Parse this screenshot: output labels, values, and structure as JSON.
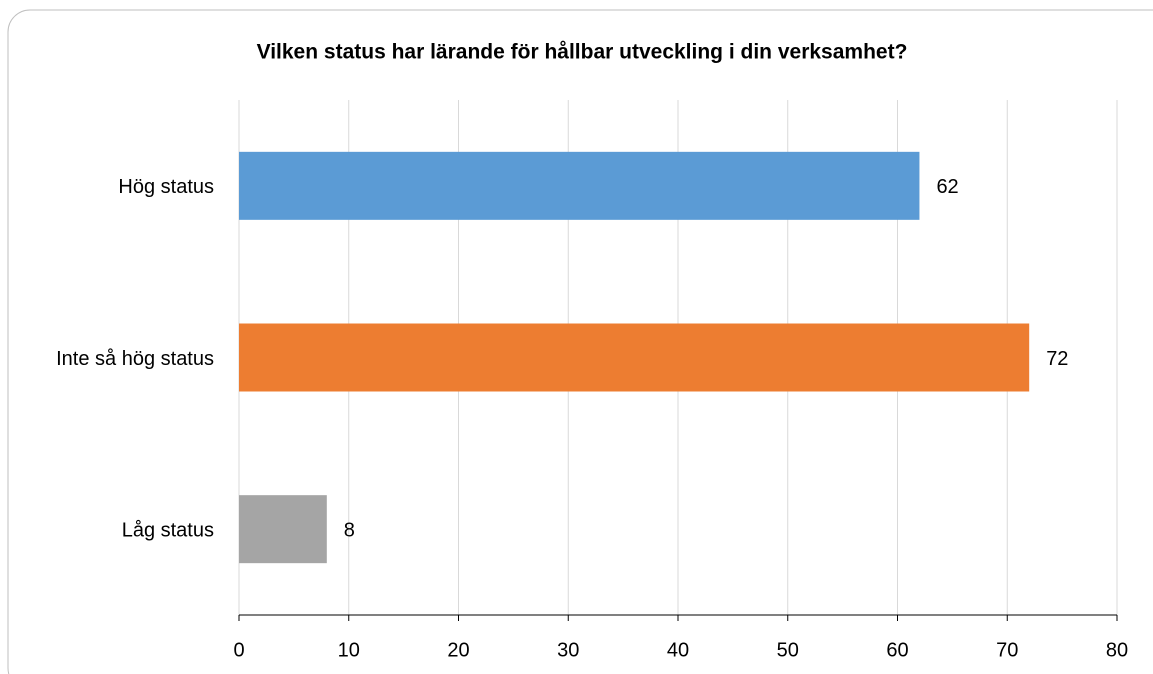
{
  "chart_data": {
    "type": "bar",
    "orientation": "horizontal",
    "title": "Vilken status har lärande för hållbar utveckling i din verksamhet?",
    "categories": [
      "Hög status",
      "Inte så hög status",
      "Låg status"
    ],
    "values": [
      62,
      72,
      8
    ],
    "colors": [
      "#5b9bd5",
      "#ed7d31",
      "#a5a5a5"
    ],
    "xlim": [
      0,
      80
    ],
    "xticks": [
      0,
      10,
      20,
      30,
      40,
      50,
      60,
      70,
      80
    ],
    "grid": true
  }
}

PROBLEM DETAILS: Filter the entries and copy out every line with the word "values".

WRITTEN ANSWER:
Parse this screenshot: output labels, values, and structure as JSON.
    "values": [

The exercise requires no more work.